### Selected excerpt

Towards Labor Justice: Behind the Kitchen Door

 “Do you eat ethically?”

I came across this video today and wanted to share it with you. It’s the trailer for what seems to be a very promising book that is soon to be released in Febuary, 2013 called “Behind the Kitchen Door,: What Every Diner Should Know About the People Who Feed Us”.  Written by  Saru Jayaraman,  Co-Founder and Co-Director of the Restaurant Opportunities Centers United (ROC-United) and co-founder an co-director of ROC and the Director of the Food Labor Research Center at the University of California, Berkeley.

Book Description: 

“How do restaurant workers live on some of the lowest wages in America? And how do poor working conditions—discriminatory labor practices, exploitation, and unsanitary kitchens—affect the meals that arrive at our restaurant tables? Saru Jayaraman, who launched a national restaurant workers organization after 9/11, sets out to answer these questions by following the lives of ten restaurant workers in cities across the country – New York City, Washington DC, Philadelphia, Houston, Los Angeles, Houston, Miami, Detroit, and New Orleans. Blending personal and investigative journalism, Jayaraman shows us that the quality of the food that arrives at our restaurant tables is not just a product of raw ingredients: it’s the product of the hands that chop, grill, sauté, and serve it, and the bodies to whom those hands belong.

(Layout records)

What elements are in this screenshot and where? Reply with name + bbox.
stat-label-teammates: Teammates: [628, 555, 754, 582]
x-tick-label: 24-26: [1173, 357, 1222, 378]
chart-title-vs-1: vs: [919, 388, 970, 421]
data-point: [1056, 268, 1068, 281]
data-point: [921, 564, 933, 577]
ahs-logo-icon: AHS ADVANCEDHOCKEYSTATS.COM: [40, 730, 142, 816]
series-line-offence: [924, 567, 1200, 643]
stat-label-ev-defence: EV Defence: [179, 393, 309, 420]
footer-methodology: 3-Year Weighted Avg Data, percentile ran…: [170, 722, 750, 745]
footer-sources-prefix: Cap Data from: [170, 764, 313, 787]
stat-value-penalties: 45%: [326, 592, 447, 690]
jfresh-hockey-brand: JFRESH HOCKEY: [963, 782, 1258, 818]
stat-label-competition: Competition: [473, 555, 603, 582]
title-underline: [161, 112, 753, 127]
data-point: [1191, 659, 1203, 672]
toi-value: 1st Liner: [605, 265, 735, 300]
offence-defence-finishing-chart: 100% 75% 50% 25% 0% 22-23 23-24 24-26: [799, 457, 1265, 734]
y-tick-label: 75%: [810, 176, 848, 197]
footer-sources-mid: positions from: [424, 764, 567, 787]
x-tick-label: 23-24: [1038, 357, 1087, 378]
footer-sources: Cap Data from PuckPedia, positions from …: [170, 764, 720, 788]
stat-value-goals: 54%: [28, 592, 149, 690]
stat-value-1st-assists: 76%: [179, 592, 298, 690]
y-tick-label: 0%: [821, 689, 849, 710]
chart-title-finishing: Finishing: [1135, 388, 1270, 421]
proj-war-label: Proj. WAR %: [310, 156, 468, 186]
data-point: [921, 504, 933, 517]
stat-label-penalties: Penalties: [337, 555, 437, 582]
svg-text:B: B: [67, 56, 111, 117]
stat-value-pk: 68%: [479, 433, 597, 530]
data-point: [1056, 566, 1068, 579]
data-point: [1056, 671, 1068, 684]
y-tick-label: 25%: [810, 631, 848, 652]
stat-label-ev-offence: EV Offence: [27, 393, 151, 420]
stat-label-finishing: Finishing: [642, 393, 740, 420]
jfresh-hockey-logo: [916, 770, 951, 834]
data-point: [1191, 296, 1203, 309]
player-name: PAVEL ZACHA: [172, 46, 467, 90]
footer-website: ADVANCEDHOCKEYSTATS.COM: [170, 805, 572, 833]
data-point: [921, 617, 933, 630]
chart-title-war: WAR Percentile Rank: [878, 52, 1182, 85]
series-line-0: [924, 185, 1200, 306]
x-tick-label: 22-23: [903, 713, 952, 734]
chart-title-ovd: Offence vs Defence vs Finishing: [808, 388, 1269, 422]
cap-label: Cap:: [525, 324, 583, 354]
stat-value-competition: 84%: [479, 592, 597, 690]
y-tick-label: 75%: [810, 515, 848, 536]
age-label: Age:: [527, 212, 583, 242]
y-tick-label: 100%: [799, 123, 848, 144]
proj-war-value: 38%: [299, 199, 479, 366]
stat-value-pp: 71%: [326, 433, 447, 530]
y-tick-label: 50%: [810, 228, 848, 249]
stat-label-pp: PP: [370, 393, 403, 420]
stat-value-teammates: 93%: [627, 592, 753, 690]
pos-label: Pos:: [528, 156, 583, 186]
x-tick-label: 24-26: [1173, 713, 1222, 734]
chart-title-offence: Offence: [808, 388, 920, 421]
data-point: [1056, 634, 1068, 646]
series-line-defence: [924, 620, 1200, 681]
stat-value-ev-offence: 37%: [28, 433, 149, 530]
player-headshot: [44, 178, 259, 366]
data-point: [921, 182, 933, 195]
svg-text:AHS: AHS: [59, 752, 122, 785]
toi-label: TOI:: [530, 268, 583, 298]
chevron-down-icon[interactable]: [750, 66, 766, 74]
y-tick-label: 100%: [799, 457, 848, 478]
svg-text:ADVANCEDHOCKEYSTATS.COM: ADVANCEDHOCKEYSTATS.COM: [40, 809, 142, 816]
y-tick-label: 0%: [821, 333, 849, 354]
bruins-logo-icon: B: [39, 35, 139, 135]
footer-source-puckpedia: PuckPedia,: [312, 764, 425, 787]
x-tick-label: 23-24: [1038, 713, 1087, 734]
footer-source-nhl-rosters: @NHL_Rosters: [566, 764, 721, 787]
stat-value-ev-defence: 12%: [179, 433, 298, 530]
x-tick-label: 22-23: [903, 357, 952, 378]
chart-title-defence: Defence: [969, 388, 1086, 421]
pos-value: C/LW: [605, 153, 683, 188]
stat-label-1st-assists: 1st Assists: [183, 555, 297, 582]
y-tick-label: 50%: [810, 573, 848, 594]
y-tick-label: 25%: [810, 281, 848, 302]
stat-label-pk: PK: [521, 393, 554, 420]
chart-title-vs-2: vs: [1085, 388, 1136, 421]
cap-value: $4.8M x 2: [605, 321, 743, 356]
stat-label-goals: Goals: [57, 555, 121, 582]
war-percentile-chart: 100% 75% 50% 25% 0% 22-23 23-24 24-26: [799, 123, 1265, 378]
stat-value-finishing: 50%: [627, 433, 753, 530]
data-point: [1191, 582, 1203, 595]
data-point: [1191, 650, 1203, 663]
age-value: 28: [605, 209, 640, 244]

### Exercise brief
Reproduce the post on restaurant labor from "Towards Labor Justice: Behind" to "of California, Berkeley.". These lines bear no relation to the post on restaurant labor.

### Response for this exercise
Towards Labor Justice: Behind the Kitchen Door

 “Do you eat ethically?”

I came across this video today and wanted to share it with you. It’s the trailer for what seems to be a very promising book that is soon to be released in Febuary, 2013 called “Behind the Kitchen Door,: What Every Diner Should Know About the People Who Feed Us”.  Written by  Saru Jayaraman,  Co-Founder and Co-Director of the Restaurant Opportunities Centers United (ROC-United) and co-founder an co-director of ROC and the Director of the Food Labor Research Center at the University of California, Berkeley.